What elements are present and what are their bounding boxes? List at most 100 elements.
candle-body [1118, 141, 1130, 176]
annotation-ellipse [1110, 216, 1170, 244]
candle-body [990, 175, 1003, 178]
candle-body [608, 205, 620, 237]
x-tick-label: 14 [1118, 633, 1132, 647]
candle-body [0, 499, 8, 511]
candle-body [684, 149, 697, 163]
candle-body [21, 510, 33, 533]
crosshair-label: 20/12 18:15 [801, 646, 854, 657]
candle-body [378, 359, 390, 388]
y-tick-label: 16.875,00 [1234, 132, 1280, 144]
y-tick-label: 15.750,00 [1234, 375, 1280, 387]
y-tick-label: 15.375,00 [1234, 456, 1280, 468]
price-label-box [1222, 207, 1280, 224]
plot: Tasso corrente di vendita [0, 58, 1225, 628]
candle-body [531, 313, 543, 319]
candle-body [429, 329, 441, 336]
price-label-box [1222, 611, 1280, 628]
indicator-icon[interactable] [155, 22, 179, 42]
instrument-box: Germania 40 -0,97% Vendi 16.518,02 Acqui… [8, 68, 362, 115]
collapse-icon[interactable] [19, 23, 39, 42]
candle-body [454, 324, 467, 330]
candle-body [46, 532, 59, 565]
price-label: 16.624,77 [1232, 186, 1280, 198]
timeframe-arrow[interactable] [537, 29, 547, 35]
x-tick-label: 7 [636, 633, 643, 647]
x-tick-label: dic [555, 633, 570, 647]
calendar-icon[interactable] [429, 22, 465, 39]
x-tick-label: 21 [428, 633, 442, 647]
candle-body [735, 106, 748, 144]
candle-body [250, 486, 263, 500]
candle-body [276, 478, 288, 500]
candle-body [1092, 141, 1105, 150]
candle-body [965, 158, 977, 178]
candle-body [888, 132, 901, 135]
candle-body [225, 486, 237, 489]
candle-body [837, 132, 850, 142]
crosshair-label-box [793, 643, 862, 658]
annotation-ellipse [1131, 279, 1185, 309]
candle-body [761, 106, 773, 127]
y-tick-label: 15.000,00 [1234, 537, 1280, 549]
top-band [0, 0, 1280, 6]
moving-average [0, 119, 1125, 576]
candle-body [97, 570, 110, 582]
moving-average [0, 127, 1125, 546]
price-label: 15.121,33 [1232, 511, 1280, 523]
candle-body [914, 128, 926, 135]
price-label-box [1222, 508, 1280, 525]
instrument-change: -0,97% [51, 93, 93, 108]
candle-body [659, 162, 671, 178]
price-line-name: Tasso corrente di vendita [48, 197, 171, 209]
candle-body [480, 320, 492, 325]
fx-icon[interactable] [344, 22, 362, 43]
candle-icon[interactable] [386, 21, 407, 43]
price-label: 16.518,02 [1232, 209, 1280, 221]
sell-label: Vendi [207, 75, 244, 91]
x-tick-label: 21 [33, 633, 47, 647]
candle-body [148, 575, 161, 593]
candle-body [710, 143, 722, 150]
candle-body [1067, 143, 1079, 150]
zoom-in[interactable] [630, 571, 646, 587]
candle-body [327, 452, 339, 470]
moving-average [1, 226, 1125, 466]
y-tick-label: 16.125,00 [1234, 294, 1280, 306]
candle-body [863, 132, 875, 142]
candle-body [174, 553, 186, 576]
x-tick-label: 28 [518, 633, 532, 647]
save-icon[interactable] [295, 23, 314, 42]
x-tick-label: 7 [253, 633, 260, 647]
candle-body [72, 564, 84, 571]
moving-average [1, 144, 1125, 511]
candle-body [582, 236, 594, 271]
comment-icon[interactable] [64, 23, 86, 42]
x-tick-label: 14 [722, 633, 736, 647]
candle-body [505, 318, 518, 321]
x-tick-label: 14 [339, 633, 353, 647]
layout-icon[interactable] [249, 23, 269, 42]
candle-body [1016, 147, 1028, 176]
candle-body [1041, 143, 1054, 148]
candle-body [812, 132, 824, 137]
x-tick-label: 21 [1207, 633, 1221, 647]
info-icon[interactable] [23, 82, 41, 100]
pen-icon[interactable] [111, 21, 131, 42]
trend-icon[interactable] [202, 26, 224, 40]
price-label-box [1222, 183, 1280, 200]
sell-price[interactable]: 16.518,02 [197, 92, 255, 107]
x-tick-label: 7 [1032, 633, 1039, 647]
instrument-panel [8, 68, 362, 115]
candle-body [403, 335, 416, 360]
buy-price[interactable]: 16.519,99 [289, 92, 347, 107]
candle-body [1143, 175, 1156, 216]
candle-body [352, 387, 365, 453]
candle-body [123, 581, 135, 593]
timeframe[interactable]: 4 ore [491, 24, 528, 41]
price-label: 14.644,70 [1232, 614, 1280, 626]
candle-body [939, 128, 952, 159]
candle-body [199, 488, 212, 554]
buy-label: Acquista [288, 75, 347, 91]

=====

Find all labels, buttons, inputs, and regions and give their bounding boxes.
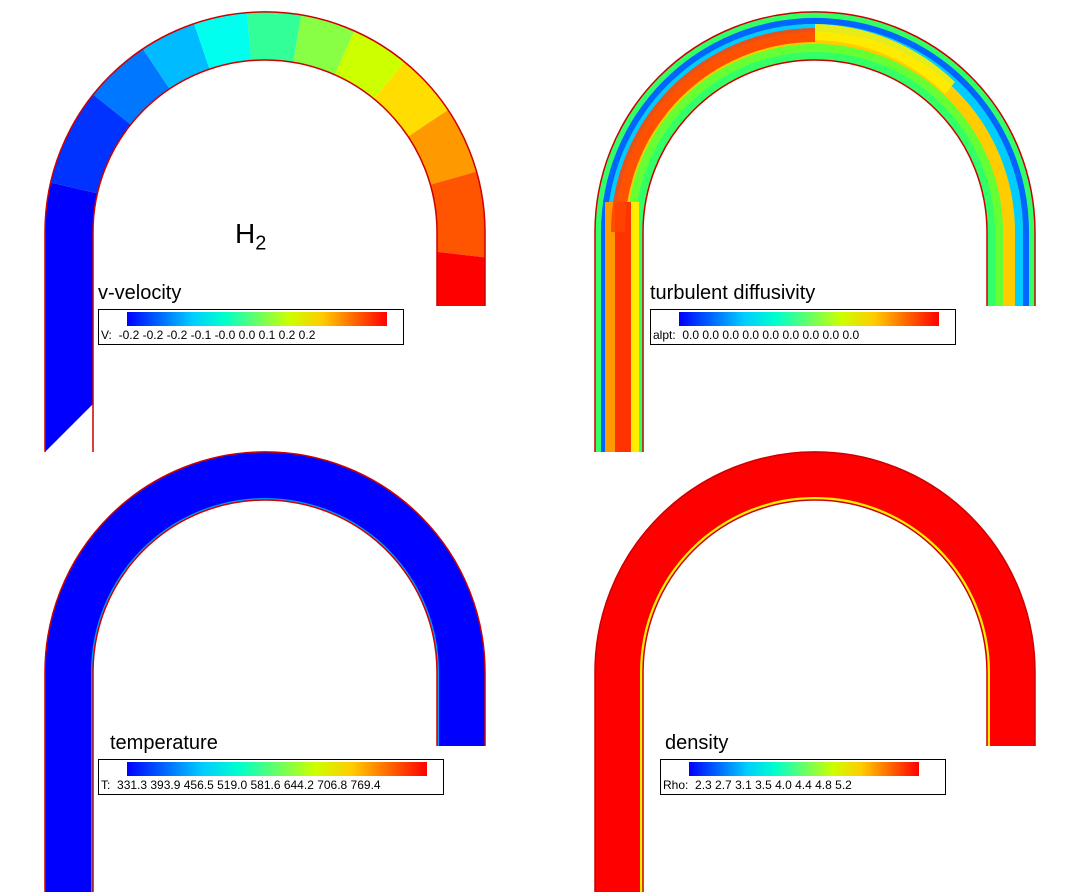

=====

** REQUIREMENTS **
Copy out everything in the records from the line containing "What elements are" down to the line containing "candle-body [1092, 141, 1105, 150]", both included, without changing anything.

** RESPONSE FOR THIS EXERCISE **
What elements are present and what are their bounding boxes? List at most 100 elements.
candle-body [1118, 141, 1130, 176]
annotation-ellipse [1110, 216, 1170, 244]
candle-body [990, 175, 1003, 178]
candle-body [608, 205, 620, 237]
x-tick-label: 14 [1118, 633, 1132, 647]
candle-body [0, 499, 8, 511]
candle-body [684, 149, 697, 163]
candle-body [21, 510, 33, 533]
crosshair-label: 20/12 18:15 [801, 646, 854, 657]
candle-body [378, 359, 390, 388]
y-tick-label: 16.875,00 [1234, 132, 1280, 144]
y-tick-label: 15.750,00 [1234, 375, 1280, 387]
y-tick-label: 15.375,00 [1234, 456, 1280, 468]
price-label-box [1222, 207, 1280, 224]
plot: Tasso corrente di vendita [0, 58, 1225, 628]
candle-body [531, 313, 543, 319]
candle-body [429, 329, 441, 336]
price-label-box [1222, 611, 1280, 628]
indicator-icon[interactable] [155, 22, 179, 42]
instrument-box: Germania 40 -0,97% Vendi 16.518,02 Acqui… [8, 68, 362, 115]
collapse-icon[interactable] [19, 23, 39, 42]
candle-body [454, 324, 467, 330]
candle-body [46, 532, 59, 565]
price-label: 16.624,77 [1232, 186, 1280, 198]
timeframe-arrow[interactable] [537, 29, 547, 35]
x-tick-label: 7 [636, 633, 643, 647]
x-tick-label: dic [555, 633, 570, 647]
calendar-icon[interactable] [429, 22, 465, 39]
x-tick-label: 21 [428, 633, 442, 647]
candle-body [735, 106, 748, 144]
candle-body [250, 486, 263, 500]
candle-body [276, 478, 288, 500]
candle-body [1092, 141, 1105, 150]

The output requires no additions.